----- Rows

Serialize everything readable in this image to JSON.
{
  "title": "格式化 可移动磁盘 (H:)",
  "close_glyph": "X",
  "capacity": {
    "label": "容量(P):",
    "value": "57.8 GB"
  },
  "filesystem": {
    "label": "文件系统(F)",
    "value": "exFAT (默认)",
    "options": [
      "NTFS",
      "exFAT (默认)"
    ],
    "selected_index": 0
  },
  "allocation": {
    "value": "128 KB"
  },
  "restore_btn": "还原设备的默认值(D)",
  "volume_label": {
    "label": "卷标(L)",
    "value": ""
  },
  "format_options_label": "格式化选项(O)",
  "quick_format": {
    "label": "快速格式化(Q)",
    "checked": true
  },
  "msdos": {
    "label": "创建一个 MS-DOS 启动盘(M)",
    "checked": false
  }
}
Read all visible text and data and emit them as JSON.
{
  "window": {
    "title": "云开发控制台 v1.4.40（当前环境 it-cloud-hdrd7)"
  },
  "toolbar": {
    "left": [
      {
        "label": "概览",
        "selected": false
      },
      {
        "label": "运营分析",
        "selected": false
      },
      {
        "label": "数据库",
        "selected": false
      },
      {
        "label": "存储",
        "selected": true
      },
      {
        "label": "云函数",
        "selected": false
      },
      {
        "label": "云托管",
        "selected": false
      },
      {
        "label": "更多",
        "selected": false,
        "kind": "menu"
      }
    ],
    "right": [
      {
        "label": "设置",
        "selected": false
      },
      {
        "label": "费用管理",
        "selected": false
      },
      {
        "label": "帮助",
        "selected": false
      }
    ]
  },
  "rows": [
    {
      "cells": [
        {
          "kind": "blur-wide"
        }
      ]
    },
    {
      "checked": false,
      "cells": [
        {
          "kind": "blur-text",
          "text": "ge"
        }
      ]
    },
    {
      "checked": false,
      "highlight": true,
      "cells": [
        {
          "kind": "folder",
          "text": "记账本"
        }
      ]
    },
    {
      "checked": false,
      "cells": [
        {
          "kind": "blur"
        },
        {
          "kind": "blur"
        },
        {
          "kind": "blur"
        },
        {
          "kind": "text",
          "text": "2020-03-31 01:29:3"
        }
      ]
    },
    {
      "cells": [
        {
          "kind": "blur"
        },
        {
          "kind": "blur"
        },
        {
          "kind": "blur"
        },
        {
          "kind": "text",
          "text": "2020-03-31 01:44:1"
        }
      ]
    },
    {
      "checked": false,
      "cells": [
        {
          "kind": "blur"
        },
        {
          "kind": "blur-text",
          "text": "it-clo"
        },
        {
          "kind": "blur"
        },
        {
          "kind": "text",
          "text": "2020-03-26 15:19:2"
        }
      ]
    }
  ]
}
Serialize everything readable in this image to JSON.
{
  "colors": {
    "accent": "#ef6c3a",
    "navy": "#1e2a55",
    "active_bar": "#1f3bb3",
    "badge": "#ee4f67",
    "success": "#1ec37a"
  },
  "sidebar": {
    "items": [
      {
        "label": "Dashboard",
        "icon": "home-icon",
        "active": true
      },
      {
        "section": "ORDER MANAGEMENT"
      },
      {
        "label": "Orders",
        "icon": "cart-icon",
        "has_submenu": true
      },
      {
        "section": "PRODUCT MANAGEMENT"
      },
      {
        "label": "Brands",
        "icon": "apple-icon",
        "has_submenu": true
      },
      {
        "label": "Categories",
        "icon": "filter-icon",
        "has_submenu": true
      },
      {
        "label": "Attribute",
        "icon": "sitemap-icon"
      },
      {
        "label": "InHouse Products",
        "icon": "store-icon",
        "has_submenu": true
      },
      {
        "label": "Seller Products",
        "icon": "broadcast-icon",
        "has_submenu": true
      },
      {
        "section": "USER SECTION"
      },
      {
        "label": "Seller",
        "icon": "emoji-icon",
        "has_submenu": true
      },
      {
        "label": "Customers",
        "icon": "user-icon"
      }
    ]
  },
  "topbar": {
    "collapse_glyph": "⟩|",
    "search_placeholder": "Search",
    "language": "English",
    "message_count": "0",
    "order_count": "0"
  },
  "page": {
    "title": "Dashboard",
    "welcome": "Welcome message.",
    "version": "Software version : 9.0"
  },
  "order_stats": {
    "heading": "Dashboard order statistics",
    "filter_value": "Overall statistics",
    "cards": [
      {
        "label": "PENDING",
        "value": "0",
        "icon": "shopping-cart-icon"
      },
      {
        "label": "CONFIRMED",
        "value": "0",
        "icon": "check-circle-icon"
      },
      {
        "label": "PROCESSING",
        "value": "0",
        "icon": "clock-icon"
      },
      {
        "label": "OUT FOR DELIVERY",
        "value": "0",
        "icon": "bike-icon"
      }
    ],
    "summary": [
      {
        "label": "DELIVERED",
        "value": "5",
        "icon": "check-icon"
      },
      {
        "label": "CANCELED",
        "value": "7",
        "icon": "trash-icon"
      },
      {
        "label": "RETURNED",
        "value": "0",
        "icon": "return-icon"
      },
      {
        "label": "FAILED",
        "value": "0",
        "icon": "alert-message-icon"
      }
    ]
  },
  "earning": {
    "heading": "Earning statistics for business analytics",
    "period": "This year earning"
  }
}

----------

Written problem
Keep only the lines that hold the string "cart", and copy them out.

Task response
        "icon": "cart-icon",
        "icon": "shopping-cart-icon"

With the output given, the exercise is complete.